[Collected data]
::::
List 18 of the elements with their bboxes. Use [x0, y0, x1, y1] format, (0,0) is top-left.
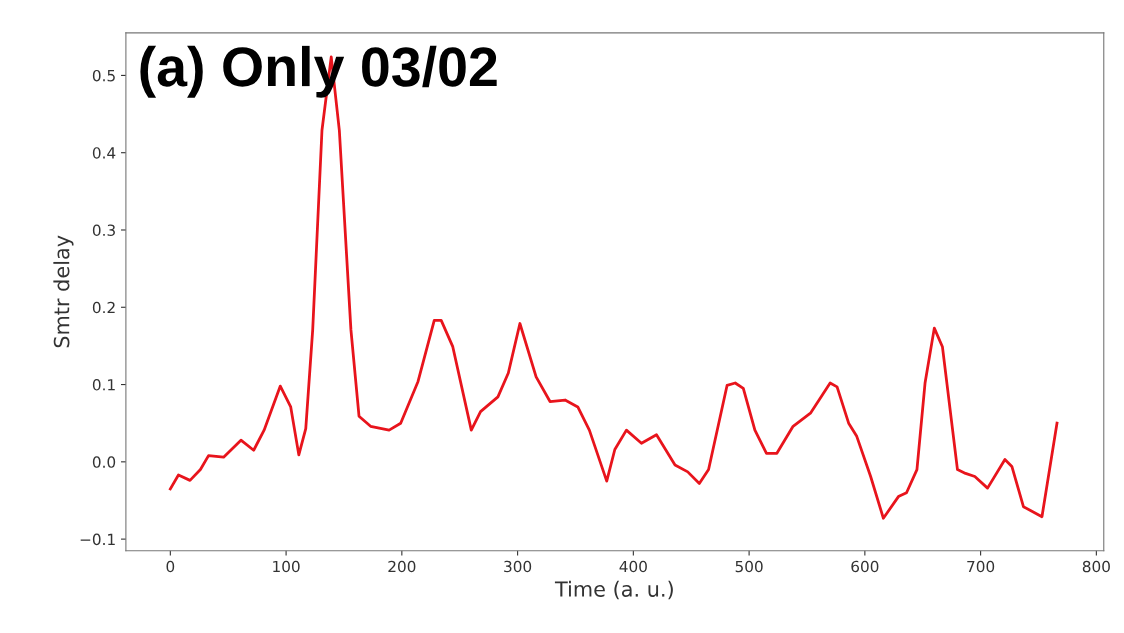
y-axis-title: Smtr delay: [53, 235, 74, 348]
y-tick-label: 0.3: [92, 224, 115, 237]
y-tick-label: 0.5: [92, 69, 115, 82]
x-tick-label: 600: [851, 560, 879, 573]
y-tick-label: 0.1: [92, 379, 115, 391]
x-tick-label: 200: [388, 560, 416, 573]
x-tick-label: 500: [735, 560, 763, 573]
x-axis-title: Time (a. u.): [554, 580, 673, 600]
x-tick-label: 300: [504, 560, 532, 573]
x-tick-label: 100: [273, 560, 300, 573]
x-tick-label: 700: [967, 560, 995, 573]
y-tick-label: 0.2: [92, 301, 115, 314]
y-tick-label: −0.1: [80, 533, 115, 546]
y-tick-label: 0.0: [92, 456, 116, 468]
y-tick-label: 0.4: [92, 147, 116, 159]
x-tick-label: 800: [1082, 560, 1110, 573]
x-tick-label: 0: [166, 560, 175, 573]
x-tick-label: 400: [619, 560, 647, 573]
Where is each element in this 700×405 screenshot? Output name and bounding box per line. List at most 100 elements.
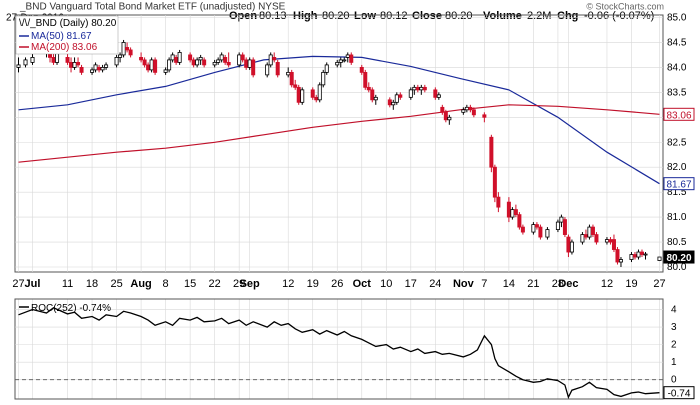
- candle-body: [363, 71, 368, 88]
- candle-body: [387, 99, 392, 106]
- candle: [188, 52, 193, 63]
- price-y-tick-label: 82.5: [667, 137, 687, 148]
- candle-body: [440, 106, 445, 113]
- candle-body: [296, 86, 301, 103]
- candle-body: [139, 57, 144, 61]
- candle-body: [163, 69, 168, 73]
- candle-body: [520, 226, 525, 233]
- candle: [223, 54, 228, 65]
- price-y-tick-label: 82.0: [667, 162, 687, 173]
- price-tag-box: [663, 250, 695, 264]
- candle: [100, 64, 105, 73]
- candle-body: [370, 89, 375, 101]
- moving-average-lines: [18, 55, 660, 185]
- candle: [247, 57, 252, 70]
- candle-body: [142, 59, 147, 66]
- candlesticks: [16, 37, 662, 268]
- candle: [359, 64, 364, 75]
- candle-body: [562, 219, 567, 235]
- candle: [76, 57, 81, 68]
- price-grid: [15, 15, 663, 399]
- candle-body: [286, 71, 291, 76]
- candle-body: [237, 54, 242, 66]
- x-tick-label: 14: [503, 278, 515, 290]
- volume-label: Volume: [483, 10, 522, 22]
- x-tick-label: Nov: [453, 278, 475, 290]
- candle-body: [531, 224, 536, 233]
- candle-body: [335, 62, 340, 66]
- candle-body: [191, 59, 196, 66]
- candle: [608, 237, 613, 245]
- x-tick-label: 25: [110, 278, 122, 290]
- candle: [566, 234, 571, 258]
- roc-tag-label: -0.74: [668, 389, 691, 400]
- candle-body: [93, 64, 98, 71]
- price-y-tick-label: 84.5: [667, 37, 687, 48]
- price-tag-box: [663, 107, 695, 121]
- ma50-line: [18, 55, 660, 185]
- x-tick-label: 12: [601, 278, 613, 290]
- candle-body: [121, 42, 126, 56]
- candle: [639, 249, 644, 258]
- candle: [643, 252, 648, 260]
- candle: [632, 252, 637, 260]
- candle: [23, 57, 28, 68]
- roc-y-tick-label: 3: [671, 322, 677, 333]
- candle-body: [97, 66, 102, 71]
- candle-body: [174, 57, 179, 63]
- candle-body: [545, 229, 550, 238]
- candle: [191, 57, 196, 68]
- candle-body: [496, 196, 501, 208]
- candle: [219, 52, 224, 63]
- candle: [436, 92, 441, 100]
- x-tick-label: 15: [184, 278, 196, 290]
- candle-body: [72, 62, 77, 68]
- x-tick-label: 7: [481, 278, 487, 290]
- price-legend: \/\/_BND (Daily) 80.20 MA(50) 81.67 MA(2…: [15, 15, 119, 55]
- close-label: Close: [412, 10, 442, 22]
- candle: [125, 42, 130, 53]
- open-label: Open: [229, 10, 257, 22]
- candle-body: [342, 59, 347, 62]
- candle: [538, 224, 543, 240]
- price-y-axis: 80.080.581.081.582.082.583.083.584.084.5…: [667, 12, 687, 273]
- candle-body: [657, 256, 662, 261]
- roc-line: [18, 307, 660, 399]
- candle: [114, 54, 119, 68]
- candle: [251, 57, 256, 78]
- candle: [240, 52, 245, 63]
- candle-body: [366, 86, 371, 91]
- candle: [286, 67, 291, 78]
- candle-body: [349, 54, 354, 63]
- candle-body: [415, 86, 420, 91]
- candle: [464, 104, 469, 113]
- candle-body: [517, 214, 522, 228]
- candle-body: [188, 54, 193, 61]
- candle-body: [90, 69, 95, 73]
- candle-body: [16, 64, 21, 68]
- candle-body: [202, 59, 207, 66]
- candle-body: [398, 94, 403, 98]
- x-tick-label: 17: [405, 278, 417, 290]
- candle-body: [419, 86, 424, 91]
- candle: [534, 222, 539, 230]
- roc-legend: ROC(252) -0.74%: [19, 303, 111, 314]
- candle-body: [114, 57, 119, 66]
- candle-body: [345, 54, 350, 58]
- candle-body: [433, 89, 438, 98]
- candle-body: [629, 254, 634, 260]
- roc-y-tick-label: 1: [671, 357, 677, 368]
- legend-item-ma50: MA(50) 81.67: [31, 31, 92, 42]
- candle-body: [65, 57, 70, 63]
- candle-body: [240, 54, 245, 61]
- candle-body: [510, 209, 515, 218]
- candle: [174, 54, 179, 65]
- candle-body: [608, 239, 613, 243]
- candle-body: [223, 57, 228, 63]
- roc-y-tick-label: 0: [671, 375, 677, 386]
- candle-body: [324, 64, 329, 73]
- candle-body: [118, 54, 123, 58]
- candle-body: [125, 47, 130, 51]
- candle: [300, 87, 305, 105]
- candle: [272, 52, 277, 63]
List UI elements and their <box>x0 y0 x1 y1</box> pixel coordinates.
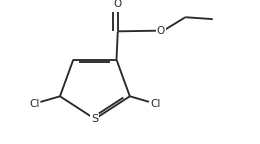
Text: Cl: Cl <box>29 99 39 109</box>
Text: O: O <box>157 26 165 36</box>
Text: Cl: Cl <box>151 99 161 109</box>
Text: O: O <box>114 0 122 9</box>
Text: S: S <box>91 114 99 124</box>
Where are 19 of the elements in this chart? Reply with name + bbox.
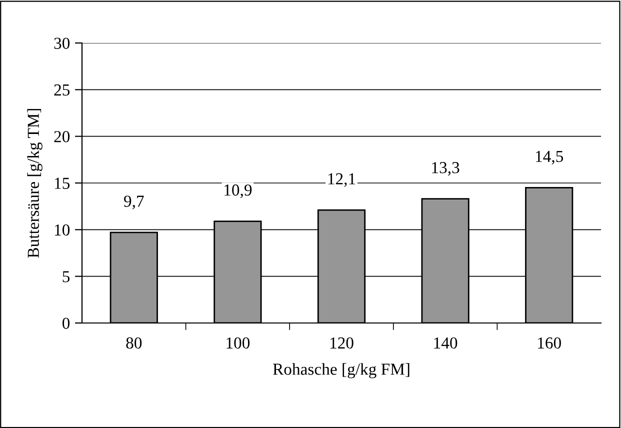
y-tick-label: 10 <box>54 224 70 236</box>
x-tick-label: 100 <box>226 337 250 349</box>
x-tick-label: 140 <box>434 337 458 349</box>
data-label: 12,1 <box>328 173 356 187</box>
x-tick-label: 160 <box>538 337 561 349</box>
y-axis-title: Buttersäure [g/kg TM] <box>27 108 42 258</box>
x-tick-label: 120 <box>330 337 354 349</box>
y-tick-label: 0 <box>62 318 70 329</box>
y-tick-label: 30 <box>54 38 70 49</box>
y-tick-label: 25 <box>54 84 70 96</box>
x-tick-label: 80 <box>126 337 142 349</box>
x-axis-title: Rohasche [g/kg FM] <box>273 363 410 378</box>
y-tick-label: 20 <box>54 131 70 142</box>
data-label: 9,7 <box>124 196 144 210</box>
y-tick-label: 15 <box>54 178 70 189</box>
data-label: 10,9 <box>224 184 252 198</box>
data-label: 13,3 <box>432 162 460 176</box>
data-label: 14,5 <box>536 150 564 164</box>
y-tick-label: 5 <box>62 271 70 282</box>
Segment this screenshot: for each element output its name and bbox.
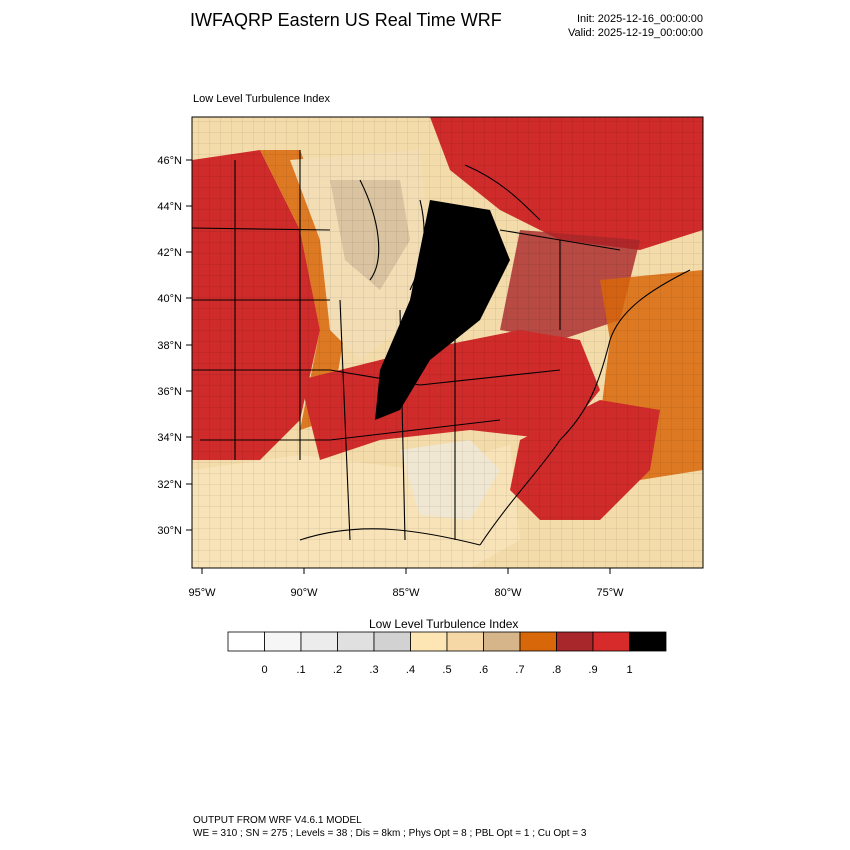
colorbar-label: .5: [442, 664, 451, 676]
colorbar-label: .7: [515, 664, 524, 676]
lat-label: 40°N: [157, 293, 182, 305]
lat-label: 32°N: [157, 479, 182, 491]
lon-label: 85°W: [392, 587, 420, 599]
init-time: Init: 2025-12-16_00:00:00: [577, 13, 703, 25]
colorbar-label: .9: [588, 664, 597, 676]
plot-title: Low Level Turbulence Index: [193, 93, 330, 105]
colorbar-label: .1: [296, 664, 305, 676]
colorbar-swatch: [227, 631, 265, 652]
lat-label: 34°N: [157, 432, 182, 444]
colorbar: [227, 631, 667, 652]
colorbar-swatch: [410, 631, 448, 652]
lon-label: 95°W: [188, 587, 216, 599]
colorbar-swatch: [337, 631, 375, 652]
lon-label: 90°W: [290, 587, 318, 599]
colorbar-swatch: [300, 631, 338, 652]
colorbar-swatch: [264, 631, 302, 652]
map-figure: 46°N 44°N 42°N 40°N 38°N 36°N 34°N 32°N …: [157, 116, 704, 676]
colorbar-labels: 0 .1 .2 .3 .4 .5 .6 .7 .8 .9 1: [261, 664, 632, 676]
colorbar-swatch: [629, 631, 667, 652]
colorbar-swatch: [519, 631, 557, 652]
main-title: IWFAQRP Eastern US Real Time WRF: [190, 10, 502, 30]
lat-label: 42°N: [157, 247, 182, 259]
lat-label: 46°N: [157, 155, 182, 167]
lat-label: 38°N: [157, 340, 182, 352]
valid-time: Valid: 2025-12-19_00:00:00: [568, 27, 703, 39]
colorbar-swatch: [556, 631, 594, 652]
lon-label: 80°W: [494, 587, 522, 599]
colorbar-label: 0: [261, 664, 267, 676]
colorbar-label: .2: [333, 664, 342, 676]
colorbar-label: .8: [552, 664, 561, 676]
lat-label: 30°N: [157, 525, 182, 537]
colorbar-label: .6: [479, 664, 488, 676]
colorbar-label: .4: [406, 664, 415, 676]
colorbar-swatch: [446, 631, 484, 652]
footer-model-line: OUTPUT FROM WRF V4.6.1 MODEL: [193, 815, 362, 826]
latitude-axis: 46°N 44°N 42°N 40°N 38°N 36°N 34°N 32°N …: [157, 155, 192, 537]
lon-label: 75°W: [596, 587, 624, 599]
turbulence-field: [192, 117, 703, 568]
lat-label: 36°N: [157, 386, 182, 398]
colorbar-title: Low Level Turbulence Index: [369, 617, 519, 631]
colorbar-label: 1: [626, 664, 632, 676]
plot-frame: [191, 116, 704, 569]
colorbar-swatch: [592, 631, 630, 652]
longitude-axis: 95°W 90°W 85°W 80°W 75°W: [188, 568, 624, 599]
colorbar-label: .3: [369, 664, 378, 676]
colorbar-swatch: [483, 631, 521, 652]
lat-label: 44°N: [157, 201, 182, 213]
colorbar-swatch: [373, 631, 411, 652]
footer-config-line: WE = 310 ; SN = 275 ; Levels = 38 ; Dis …: [193, 828, 587, 839]
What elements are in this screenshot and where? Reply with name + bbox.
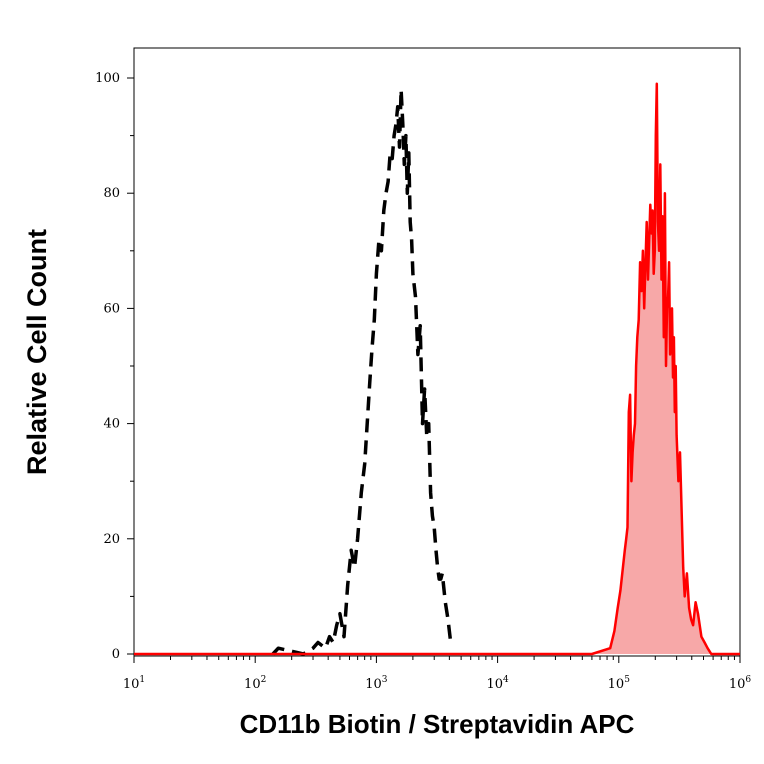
series-fill-1 [134,83,740,655]
y-axis-title: Relative Cell Count [22,229,52,475]
x-tick-label: 104 [486,675,509,692]
x-tick-label: 105 [608,675,631,692]
x-tick-label: 103 [365,675,388,692]
plot-frame [133,47,741,657]
y-tick-label: 20 [103,532,120,547]
y-tick-label: 0 [112,647,120,662]
x-axis-title: CD11b Biotin / Streptavidin APC [240,709,635,739]
y-tick-label: 40 [103,417,120,432]
y-tick-label: 60 [103,301,120,316]
tick-labels: 101 102 103 104 105 106 0 20 40 60 80 100 [95,71,751,692]
x-tick-label: 106 [729,675,752,692]
series-line-0 [271,87,453,656]
series-line-1 [134,82,740,656]
x-tick-label: 101 [123,675,145,692]
series-layer [134,82,740,656]
y-tick-label: 100 [95,71,120,86]
y-tick-label: 80 [103,186,120,201]
x-tick-label: 102 [244,675,266,692]
axis-ticks [127,77,741,663]
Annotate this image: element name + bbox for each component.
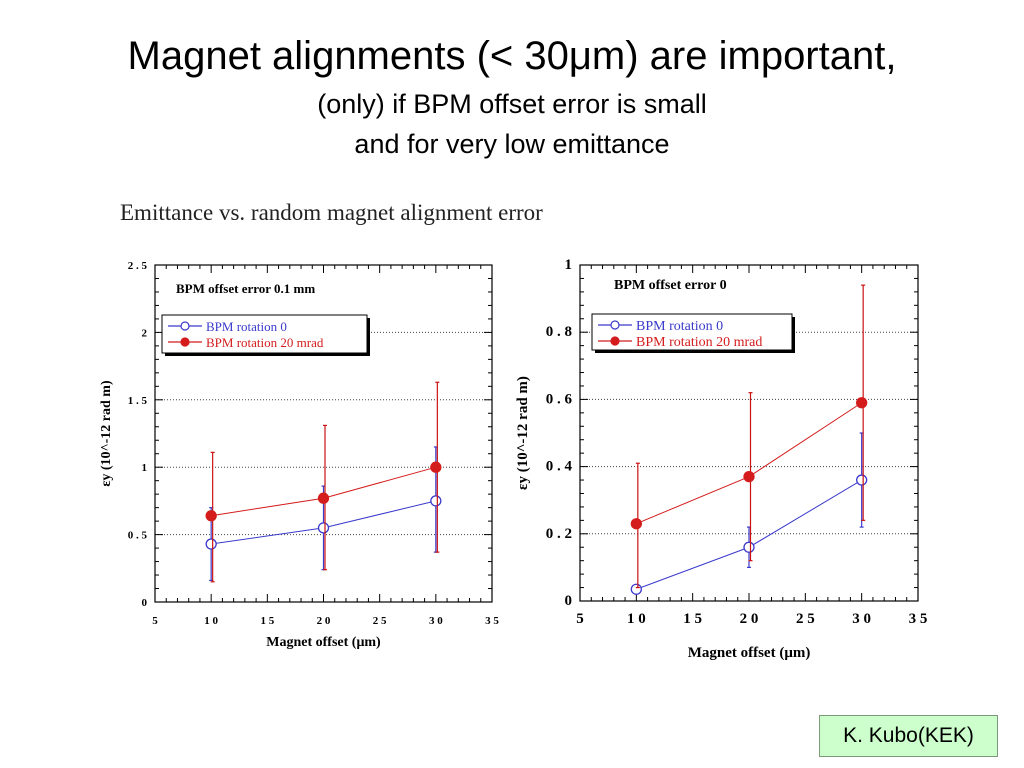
y-tick-label: 0 <box>142 597 148 609</box>
series-line <box>636 402 862 525</box>
chart-1: 0 0 . 5 1 1 . 5 2 2 . 5 5 1 0 1 5 2 0 2 5 3 0 3 5 Mag… <box>99 260 499 650</box>
data-point <box>317 492 330 504</box>
data-point <box>630 583 642 595</box>
data-point <box>205 510 217 522</box>
legend-marker <box>610 320 620 330</box>
chart-2: 0 0 . 2 0 . 4 0 . 6 0 . 8 1 5 1 0 1 5 2 0 2 5 3 0 3 … <box>515 257 927 661</box>
x-axis-label: Magnet offset (μm) <box>266 635 381 650</box>
x-tick-label: 1 0 <box>204 615 218 627</box>
slide-subtitle-line1: (only) if BPM offset error is small <box>317 89 707 119</box>
data-point <box>430 495 442 507</box>
y-tick-label: 2 <box>142 327 148 339</box>
legend-label: BPM rotation 0 <box>206 319 287 334</box>
x-tick-label: 2 0 <box>317 615 331 627</box>
legend-box <box>591 313 793 351</box>
x-tick-label: 5 <box>576 611 584 627</box>
y-tick-label: 0 . 4 <box>546 459 573 475</box>
y-tick-label: 1 <box>565 257 573 273</box>
y-tick-label: 0 . 2 <box>546 526 572 542</box>
y-axis-label: εy (10^-12 rad m) <box>515 376 531 490</box>
data-point <box>317 522 330 534</box>
y-tick-label: 0 <box>565 593 573 609</box>
figure-heading: Emittance vs. random magnet alignment er… <box>120 200 543 225</box>
y-tick-label: 0 . 8 <box>546 324 572 340</box>
plot-annotation: BPM offset error 0.1 mm <box>176 281 315 296</box>
x-tick-label: 1 5 <box>260 615 274 627</box>
slide-title: Magnet alignments (< 30μm) are important… <box>127 34 897 78</box>
data-point <box>856 474 868 486</box>
x-tick-label: 1 0 <box>627 611 646 627</box>
x-tick-label: 3 5 <box>485 615 499 627</box>
y-tick-label: 2 . 5 <box>128 260 148 272</box>
x-tick-label: 1 5 <box>683 611 702 627</box>
data-point <box>743 541 755 553</box>
data-point <box>743 471 755 483</box>
plot-annotation: BPM offset error 0 <box>614 278 727 293</box>
data-point <box>430 461 442 473</box>
y-axis-label: εy (10^-12 rad m) <box>99 380 114 487</box>
legend-label: BPM rotation 0 <box>636 319 723 334</box>
y-tick-label: 1 . 5 <box>128 395 148 407</box>
x-tick-label: 5 <box>152 615 158 627</box>
x-tick-label: 3 0 <box>429 615 443 627</box>
y-tick-label: 0 . 5 <box>128 530 148 542</box>
plot-frame <box>154 264 493 603</box>
legend-marker <box>180 321 190 331</box>
credit-badge: K. Kubo(KEK) <box>819 715 998 757</box>
legend-marker <box>180 337 190 347</box>
x-tick-label: 2 0 <box>740 611 759 627</box>
plot-frame <box>579 264 919 602</box>
data-point <box>630 518 642 530</box>
x-tick-label: 2 5 <box>796 611 815 627</box>
x-tick-label: 3 5 <box>909 611 928 627</box>
x-tick-label: 2 5 <box>373 615 387 627</box>
legend-label: BPM rotation 20 mrad <box>206 335 324 350</box>
x-axis-label: Magnet offset (μm) <box>688 645 811 661</box>
data-point <box>856 397 868 409</box>
slide-subtitle-line2: and for very low emittance <box>354 129 670 159</box>
y-tick-label: 0 . 6 <box>546 391 573 407</box>
legend-label: BPM rotation 20 mrad <box>636 335 762 350</box>
data-point <box>205 538 217 550</box>
legend-marker <box>610 336 620 346</box>
x-tick-label: 3 0 <box>852 611 871 627</box>
legend-box <box>161 314 368 354</box>
y-tick-label: 1 <box>142 462 148 474</box>
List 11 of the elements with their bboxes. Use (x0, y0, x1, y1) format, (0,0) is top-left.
::::
**Exercise description:** Count the lines in the rows above that contain the word "Reply".

**Exercise solution:** 2